> SUPPLIED INFORMATION
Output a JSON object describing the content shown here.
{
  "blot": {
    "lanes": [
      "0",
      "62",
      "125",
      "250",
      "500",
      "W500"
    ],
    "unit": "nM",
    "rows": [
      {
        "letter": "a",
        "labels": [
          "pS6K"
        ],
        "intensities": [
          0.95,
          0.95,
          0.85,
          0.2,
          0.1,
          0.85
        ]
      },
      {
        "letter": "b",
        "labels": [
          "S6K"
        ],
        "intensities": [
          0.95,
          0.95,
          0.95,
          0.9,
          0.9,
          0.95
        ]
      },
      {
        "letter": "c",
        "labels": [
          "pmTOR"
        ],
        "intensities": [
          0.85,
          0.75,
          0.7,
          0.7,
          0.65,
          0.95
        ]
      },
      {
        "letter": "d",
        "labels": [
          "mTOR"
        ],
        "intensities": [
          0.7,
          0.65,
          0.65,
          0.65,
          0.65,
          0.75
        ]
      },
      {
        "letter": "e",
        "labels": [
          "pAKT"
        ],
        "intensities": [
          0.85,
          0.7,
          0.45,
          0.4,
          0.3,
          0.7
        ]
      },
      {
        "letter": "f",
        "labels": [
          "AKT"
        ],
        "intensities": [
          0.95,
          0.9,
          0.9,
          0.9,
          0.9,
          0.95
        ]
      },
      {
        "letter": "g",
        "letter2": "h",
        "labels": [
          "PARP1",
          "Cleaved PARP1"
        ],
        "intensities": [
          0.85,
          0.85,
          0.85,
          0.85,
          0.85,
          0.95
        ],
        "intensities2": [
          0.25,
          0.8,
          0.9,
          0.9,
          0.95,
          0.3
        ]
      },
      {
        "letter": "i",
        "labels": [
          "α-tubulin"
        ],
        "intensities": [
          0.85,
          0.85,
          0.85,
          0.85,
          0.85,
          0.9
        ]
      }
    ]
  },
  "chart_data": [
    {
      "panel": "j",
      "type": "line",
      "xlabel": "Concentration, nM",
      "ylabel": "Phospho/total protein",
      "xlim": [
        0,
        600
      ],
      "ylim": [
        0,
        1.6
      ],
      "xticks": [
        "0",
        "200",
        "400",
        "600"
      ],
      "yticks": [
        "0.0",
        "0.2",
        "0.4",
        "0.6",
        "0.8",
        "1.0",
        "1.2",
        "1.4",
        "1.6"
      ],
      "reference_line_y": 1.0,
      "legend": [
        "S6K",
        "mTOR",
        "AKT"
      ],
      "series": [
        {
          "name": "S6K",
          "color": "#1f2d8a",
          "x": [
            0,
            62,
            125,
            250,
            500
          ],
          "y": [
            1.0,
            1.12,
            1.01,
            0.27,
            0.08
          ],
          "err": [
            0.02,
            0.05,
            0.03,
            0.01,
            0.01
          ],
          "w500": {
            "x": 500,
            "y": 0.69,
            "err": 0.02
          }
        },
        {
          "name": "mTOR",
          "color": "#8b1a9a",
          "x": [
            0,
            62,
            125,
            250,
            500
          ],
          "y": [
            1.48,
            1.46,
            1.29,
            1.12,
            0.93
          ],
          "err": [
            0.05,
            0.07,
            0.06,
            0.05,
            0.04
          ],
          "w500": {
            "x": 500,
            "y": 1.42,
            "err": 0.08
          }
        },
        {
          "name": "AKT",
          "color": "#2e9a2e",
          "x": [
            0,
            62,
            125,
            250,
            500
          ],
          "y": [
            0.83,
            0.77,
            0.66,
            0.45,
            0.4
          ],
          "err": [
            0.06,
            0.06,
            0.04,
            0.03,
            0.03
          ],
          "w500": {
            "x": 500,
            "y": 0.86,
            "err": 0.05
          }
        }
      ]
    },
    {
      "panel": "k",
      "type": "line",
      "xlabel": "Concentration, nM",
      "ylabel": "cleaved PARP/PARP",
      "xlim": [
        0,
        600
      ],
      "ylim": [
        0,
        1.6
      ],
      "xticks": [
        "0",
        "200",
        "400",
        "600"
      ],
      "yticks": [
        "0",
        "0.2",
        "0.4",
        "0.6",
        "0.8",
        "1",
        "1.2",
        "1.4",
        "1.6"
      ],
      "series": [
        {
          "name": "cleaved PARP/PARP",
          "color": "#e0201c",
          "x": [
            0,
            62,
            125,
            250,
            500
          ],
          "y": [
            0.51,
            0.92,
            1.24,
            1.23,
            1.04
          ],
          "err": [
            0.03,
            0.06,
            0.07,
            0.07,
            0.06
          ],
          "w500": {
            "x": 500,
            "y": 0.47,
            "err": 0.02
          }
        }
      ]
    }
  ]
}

> WORK ITEM
For every line of the records that has the word "name" in it, make a copy.

> THE ANSWER
          "name": "S6K",
          "name": "mTOR",
          "name": "AKT",
          "name": "cleaved PARP/PARP",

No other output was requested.